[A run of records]
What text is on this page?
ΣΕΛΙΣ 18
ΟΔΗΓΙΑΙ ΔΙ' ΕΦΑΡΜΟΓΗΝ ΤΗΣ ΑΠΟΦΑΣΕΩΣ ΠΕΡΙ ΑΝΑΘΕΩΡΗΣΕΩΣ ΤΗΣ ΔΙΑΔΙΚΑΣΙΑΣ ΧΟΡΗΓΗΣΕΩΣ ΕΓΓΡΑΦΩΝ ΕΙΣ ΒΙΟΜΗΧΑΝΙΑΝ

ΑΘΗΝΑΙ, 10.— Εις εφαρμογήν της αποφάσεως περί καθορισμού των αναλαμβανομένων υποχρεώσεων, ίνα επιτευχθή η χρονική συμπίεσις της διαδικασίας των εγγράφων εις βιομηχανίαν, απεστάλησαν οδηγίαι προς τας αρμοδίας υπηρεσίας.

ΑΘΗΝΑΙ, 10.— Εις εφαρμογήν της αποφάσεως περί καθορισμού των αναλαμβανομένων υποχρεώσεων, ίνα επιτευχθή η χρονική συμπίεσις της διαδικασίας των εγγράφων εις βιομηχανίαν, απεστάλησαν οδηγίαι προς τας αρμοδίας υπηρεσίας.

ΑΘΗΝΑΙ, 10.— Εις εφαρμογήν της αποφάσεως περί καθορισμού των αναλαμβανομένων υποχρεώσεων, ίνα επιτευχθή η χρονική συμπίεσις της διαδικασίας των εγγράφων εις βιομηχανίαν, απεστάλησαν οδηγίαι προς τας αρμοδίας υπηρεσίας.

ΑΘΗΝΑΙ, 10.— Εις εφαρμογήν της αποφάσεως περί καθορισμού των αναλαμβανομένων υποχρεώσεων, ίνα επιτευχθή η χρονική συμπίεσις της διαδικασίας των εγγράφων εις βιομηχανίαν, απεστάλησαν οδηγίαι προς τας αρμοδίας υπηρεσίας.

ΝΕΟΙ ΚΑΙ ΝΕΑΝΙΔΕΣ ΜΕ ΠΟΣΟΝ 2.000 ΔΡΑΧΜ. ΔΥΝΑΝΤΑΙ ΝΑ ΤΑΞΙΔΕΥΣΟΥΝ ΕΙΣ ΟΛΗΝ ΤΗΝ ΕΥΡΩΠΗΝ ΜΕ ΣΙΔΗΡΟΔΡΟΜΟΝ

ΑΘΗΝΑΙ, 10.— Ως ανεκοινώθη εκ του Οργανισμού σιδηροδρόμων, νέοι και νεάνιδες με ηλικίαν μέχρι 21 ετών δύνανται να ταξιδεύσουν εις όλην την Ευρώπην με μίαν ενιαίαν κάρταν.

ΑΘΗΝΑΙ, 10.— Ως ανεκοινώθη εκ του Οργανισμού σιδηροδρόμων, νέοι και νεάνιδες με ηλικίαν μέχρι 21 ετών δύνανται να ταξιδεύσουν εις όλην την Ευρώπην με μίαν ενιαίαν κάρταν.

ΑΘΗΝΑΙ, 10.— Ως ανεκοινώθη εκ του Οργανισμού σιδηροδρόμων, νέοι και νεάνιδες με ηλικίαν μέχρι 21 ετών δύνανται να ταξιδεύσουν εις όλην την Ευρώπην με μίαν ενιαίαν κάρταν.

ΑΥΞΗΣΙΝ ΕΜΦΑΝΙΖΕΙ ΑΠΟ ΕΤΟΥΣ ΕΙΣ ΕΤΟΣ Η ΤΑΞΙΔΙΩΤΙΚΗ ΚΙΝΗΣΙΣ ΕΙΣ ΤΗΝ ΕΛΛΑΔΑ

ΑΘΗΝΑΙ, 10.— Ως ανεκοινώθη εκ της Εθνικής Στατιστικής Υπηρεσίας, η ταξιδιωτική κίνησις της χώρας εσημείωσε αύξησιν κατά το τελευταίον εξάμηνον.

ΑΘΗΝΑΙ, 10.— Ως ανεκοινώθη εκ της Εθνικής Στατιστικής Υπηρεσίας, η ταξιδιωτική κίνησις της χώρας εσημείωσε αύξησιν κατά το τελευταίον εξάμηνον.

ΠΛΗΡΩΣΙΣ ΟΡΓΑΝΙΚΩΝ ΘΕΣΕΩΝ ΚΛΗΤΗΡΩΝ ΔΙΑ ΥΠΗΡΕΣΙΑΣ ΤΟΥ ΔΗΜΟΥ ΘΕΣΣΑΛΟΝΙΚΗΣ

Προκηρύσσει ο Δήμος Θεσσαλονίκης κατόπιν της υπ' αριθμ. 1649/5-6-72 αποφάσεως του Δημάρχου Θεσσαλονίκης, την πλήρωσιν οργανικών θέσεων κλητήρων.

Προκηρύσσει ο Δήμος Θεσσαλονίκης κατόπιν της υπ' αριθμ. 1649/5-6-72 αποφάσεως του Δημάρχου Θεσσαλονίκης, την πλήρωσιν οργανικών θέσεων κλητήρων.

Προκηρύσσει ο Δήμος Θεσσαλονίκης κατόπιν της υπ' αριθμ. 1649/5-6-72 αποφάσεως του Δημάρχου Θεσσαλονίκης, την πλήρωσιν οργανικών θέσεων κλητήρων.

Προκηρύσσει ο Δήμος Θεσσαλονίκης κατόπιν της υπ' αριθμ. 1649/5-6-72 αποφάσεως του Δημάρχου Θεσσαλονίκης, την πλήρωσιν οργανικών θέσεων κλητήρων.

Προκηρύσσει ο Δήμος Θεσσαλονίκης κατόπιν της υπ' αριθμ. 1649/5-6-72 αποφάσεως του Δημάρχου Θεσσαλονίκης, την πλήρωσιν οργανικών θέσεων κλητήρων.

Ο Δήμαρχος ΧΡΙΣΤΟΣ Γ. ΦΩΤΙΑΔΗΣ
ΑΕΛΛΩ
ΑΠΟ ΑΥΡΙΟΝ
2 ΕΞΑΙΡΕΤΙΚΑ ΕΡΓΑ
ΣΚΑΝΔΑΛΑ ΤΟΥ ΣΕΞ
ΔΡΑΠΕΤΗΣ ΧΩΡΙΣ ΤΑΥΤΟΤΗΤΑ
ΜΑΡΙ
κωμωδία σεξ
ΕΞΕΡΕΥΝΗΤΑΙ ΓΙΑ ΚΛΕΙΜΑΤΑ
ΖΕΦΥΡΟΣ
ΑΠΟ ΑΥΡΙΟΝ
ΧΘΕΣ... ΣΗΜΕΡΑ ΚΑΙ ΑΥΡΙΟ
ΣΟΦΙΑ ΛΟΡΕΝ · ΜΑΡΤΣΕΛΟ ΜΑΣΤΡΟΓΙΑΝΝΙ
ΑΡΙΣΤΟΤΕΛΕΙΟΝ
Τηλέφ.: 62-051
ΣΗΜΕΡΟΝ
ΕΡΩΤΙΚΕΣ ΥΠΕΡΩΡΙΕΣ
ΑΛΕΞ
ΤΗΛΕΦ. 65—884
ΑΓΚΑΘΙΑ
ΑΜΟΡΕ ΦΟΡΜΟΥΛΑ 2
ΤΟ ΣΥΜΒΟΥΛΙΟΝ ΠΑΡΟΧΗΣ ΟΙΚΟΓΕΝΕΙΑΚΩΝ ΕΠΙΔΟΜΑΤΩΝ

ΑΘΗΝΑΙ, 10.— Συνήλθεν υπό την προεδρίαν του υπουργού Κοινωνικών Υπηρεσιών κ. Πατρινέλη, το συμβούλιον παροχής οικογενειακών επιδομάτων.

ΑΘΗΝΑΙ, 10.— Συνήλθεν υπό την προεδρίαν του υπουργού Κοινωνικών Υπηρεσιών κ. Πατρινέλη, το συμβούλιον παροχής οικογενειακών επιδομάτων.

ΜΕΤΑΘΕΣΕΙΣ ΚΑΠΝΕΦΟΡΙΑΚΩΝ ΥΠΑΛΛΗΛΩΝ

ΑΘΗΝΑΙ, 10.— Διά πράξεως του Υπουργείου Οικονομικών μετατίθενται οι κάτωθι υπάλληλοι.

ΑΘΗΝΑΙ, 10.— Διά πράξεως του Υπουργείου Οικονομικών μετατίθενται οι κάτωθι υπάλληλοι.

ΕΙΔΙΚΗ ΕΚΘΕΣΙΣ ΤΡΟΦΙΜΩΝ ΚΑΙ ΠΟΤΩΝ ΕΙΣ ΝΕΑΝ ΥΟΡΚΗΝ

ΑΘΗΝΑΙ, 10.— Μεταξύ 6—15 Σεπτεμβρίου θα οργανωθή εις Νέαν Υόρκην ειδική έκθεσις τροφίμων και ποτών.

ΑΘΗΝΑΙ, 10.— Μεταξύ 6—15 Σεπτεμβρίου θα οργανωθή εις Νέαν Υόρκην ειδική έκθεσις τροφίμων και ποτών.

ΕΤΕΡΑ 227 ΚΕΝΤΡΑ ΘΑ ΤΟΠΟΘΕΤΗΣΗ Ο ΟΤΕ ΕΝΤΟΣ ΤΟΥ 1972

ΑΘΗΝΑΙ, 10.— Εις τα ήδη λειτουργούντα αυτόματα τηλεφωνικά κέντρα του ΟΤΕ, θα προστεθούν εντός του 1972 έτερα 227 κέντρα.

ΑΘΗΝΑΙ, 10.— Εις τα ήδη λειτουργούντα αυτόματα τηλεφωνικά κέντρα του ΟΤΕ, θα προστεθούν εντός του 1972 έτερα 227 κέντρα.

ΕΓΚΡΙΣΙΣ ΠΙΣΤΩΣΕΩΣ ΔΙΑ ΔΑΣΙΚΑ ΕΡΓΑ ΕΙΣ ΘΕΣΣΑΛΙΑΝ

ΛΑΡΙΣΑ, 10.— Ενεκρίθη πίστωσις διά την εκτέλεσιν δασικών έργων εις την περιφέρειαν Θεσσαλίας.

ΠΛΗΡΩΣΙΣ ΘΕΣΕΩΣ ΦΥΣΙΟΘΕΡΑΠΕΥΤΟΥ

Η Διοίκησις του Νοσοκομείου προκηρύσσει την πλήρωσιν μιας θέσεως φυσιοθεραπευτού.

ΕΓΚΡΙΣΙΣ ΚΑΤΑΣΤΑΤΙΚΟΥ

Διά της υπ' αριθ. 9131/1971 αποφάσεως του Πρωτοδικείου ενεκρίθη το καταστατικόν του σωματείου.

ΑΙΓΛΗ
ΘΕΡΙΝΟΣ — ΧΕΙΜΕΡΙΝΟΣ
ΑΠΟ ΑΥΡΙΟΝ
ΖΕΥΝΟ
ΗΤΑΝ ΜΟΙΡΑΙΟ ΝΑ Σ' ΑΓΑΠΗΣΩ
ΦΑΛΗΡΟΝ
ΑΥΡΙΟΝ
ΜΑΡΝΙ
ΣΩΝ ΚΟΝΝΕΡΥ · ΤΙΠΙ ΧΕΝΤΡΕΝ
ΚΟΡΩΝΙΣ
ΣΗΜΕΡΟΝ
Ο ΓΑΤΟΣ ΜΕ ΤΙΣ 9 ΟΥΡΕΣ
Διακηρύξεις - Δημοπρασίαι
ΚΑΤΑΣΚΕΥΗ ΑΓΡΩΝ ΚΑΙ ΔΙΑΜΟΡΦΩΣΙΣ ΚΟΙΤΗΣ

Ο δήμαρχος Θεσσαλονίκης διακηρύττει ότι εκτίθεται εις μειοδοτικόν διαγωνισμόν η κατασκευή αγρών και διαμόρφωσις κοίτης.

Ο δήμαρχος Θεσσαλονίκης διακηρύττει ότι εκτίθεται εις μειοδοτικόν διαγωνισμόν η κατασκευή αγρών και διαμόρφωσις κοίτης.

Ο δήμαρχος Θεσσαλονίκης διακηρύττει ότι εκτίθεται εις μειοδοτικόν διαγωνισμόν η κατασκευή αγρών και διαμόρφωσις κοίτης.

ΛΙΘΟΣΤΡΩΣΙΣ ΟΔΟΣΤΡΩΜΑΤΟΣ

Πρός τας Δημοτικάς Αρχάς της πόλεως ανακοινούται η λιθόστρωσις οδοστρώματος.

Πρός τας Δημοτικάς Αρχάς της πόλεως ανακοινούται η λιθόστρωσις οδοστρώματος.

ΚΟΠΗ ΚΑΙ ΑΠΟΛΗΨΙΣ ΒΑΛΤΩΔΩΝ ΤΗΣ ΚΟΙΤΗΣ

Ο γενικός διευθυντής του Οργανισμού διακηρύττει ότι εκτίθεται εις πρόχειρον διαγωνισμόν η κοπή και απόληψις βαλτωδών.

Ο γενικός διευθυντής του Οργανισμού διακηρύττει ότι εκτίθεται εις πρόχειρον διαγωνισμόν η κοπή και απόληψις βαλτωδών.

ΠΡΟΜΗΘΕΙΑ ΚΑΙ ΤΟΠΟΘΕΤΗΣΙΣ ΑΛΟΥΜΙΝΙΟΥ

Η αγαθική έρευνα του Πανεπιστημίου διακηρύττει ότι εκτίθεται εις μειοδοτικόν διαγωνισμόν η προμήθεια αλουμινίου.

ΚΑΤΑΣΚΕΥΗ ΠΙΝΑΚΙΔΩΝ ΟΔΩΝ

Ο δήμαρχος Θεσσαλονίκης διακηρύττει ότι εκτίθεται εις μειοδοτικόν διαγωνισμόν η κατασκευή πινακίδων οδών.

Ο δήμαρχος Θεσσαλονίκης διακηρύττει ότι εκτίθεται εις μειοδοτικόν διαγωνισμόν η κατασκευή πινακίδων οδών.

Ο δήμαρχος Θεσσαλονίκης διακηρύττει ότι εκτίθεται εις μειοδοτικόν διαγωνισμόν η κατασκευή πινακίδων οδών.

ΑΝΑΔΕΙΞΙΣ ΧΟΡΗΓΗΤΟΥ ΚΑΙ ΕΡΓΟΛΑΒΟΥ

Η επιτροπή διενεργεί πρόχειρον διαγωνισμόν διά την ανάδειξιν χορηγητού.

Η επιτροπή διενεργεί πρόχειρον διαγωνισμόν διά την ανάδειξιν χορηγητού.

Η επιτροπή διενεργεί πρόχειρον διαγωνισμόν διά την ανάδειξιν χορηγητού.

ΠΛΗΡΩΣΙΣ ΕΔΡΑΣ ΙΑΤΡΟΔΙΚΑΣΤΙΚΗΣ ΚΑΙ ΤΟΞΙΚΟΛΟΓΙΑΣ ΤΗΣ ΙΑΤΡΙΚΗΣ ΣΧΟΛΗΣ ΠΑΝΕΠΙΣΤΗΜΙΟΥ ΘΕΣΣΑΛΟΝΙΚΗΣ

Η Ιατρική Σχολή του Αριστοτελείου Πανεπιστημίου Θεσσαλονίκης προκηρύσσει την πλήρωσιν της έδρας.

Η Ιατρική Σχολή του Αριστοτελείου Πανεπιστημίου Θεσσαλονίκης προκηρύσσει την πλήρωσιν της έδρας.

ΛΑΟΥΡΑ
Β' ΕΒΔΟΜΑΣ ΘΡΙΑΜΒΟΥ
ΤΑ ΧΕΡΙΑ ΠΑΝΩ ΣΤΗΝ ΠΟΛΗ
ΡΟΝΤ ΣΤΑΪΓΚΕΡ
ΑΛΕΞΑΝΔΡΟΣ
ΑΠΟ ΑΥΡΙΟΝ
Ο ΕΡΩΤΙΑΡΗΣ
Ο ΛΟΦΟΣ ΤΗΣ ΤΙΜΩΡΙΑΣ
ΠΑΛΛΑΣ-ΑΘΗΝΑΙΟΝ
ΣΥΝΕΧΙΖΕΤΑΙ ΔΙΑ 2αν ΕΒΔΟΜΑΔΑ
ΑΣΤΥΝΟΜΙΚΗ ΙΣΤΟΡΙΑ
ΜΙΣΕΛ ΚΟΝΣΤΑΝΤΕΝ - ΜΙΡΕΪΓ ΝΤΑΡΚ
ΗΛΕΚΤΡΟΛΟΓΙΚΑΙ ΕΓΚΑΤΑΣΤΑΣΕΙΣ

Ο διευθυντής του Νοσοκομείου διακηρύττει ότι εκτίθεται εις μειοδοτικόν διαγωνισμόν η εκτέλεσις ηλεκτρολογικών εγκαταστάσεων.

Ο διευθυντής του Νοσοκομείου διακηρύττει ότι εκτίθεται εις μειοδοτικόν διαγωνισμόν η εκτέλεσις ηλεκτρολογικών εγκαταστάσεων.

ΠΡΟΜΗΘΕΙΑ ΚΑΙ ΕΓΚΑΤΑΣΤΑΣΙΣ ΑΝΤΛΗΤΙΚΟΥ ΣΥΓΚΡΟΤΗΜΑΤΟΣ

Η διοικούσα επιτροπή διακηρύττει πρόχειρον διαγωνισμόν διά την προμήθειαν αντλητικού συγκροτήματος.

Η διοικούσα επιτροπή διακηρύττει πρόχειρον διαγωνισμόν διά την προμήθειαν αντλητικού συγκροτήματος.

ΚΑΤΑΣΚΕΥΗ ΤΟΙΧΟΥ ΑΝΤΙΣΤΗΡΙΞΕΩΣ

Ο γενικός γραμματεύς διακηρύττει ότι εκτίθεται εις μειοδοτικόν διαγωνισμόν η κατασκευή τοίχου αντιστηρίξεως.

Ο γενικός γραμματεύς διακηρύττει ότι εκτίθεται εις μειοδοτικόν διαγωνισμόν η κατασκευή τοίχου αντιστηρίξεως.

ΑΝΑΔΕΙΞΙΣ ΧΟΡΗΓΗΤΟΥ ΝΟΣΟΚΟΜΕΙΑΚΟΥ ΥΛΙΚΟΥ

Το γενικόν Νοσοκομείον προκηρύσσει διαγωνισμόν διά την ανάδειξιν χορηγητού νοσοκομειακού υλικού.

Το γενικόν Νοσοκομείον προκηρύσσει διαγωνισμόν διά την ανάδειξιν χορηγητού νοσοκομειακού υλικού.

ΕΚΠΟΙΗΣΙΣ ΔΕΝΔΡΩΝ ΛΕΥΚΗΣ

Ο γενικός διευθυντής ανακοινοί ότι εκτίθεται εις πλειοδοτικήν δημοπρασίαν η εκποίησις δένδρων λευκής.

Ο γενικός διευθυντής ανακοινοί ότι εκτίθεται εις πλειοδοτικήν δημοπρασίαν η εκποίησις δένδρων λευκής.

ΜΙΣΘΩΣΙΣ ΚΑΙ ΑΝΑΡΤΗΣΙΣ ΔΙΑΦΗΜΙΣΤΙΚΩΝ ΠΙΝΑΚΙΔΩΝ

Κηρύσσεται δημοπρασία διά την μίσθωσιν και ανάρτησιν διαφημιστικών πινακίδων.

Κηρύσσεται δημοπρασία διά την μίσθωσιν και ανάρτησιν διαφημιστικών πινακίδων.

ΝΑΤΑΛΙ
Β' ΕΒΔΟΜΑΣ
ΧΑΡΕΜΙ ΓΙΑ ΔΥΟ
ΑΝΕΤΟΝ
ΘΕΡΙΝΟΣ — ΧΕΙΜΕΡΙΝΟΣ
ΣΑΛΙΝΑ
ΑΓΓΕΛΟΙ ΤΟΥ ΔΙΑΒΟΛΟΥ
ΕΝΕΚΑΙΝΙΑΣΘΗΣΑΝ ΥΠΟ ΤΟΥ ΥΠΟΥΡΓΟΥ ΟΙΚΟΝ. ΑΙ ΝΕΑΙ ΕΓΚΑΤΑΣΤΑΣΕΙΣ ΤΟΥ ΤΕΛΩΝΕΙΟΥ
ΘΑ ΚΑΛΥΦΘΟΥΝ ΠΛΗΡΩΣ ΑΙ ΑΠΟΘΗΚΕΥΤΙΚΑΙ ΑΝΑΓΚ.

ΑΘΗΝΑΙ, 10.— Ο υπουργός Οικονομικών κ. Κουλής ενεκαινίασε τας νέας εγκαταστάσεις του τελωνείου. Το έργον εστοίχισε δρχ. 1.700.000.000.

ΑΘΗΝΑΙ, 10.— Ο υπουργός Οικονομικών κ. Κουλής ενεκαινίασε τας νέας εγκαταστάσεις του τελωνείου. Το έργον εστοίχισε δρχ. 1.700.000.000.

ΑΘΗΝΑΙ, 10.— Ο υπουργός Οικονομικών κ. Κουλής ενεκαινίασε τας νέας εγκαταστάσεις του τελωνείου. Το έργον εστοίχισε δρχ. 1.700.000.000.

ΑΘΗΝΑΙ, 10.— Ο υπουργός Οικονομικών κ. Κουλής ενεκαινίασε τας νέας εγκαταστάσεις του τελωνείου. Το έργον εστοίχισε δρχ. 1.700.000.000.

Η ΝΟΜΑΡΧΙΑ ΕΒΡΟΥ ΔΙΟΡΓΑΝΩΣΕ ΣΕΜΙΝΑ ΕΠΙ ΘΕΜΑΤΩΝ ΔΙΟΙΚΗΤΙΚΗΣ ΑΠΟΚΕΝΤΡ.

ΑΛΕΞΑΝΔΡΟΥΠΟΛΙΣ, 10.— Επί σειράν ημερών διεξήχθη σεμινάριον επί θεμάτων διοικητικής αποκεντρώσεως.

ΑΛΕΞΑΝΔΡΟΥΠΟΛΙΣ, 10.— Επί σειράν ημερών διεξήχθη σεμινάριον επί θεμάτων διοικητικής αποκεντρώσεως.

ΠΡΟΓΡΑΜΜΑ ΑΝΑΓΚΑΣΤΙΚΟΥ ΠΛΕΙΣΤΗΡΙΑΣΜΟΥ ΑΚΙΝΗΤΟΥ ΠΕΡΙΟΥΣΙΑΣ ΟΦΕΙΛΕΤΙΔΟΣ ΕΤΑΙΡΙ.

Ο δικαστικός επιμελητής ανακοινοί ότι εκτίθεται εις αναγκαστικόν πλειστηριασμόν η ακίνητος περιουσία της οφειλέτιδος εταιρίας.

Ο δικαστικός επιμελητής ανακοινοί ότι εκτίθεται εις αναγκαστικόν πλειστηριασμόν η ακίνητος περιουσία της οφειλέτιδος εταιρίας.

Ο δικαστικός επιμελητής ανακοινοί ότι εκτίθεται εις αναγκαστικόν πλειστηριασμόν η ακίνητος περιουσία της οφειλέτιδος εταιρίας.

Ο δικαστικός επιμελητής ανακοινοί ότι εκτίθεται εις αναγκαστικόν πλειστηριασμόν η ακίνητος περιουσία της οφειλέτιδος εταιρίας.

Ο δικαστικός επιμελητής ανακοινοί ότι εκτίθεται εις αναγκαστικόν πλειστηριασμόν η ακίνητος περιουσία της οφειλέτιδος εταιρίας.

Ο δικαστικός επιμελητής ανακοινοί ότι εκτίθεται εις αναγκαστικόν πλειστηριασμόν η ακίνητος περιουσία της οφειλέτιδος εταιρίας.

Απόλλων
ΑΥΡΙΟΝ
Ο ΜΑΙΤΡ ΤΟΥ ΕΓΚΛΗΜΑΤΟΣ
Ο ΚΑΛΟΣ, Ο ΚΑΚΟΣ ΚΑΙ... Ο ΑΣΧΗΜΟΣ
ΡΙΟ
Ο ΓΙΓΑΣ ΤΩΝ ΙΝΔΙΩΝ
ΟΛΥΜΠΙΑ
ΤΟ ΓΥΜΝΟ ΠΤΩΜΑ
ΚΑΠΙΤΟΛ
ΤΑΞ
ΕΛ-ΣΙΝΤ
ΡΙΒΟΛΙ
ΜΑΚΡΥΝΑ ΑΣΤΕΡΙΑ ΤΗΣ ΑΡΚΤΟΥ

Stated exercise :: Check each line of the entries above, and show every one holding the word "ΕΓΚΑΤΑΣΤΑΣΕΙΣ".

Task response ::
ΗΛΕΚΤΡΟΛΟΓΙΚΑΙ ΕΓΚΑΤΑΣΤΑΣΕΙΣ
ΕΝΕΚΑΙΝΙΑΣΘΗΣΑΝ ΥΠΟ ΤΟΥ ΥΠΟΥΡΓΟΥ ΟΙΚΟΝ. ΑΙ ΝΕΑΙ ΕΓΚΑΤΑΣΤΑΣΕΙΣ ΤΟΥ ΤΕΛΩΝΕΙΟΥ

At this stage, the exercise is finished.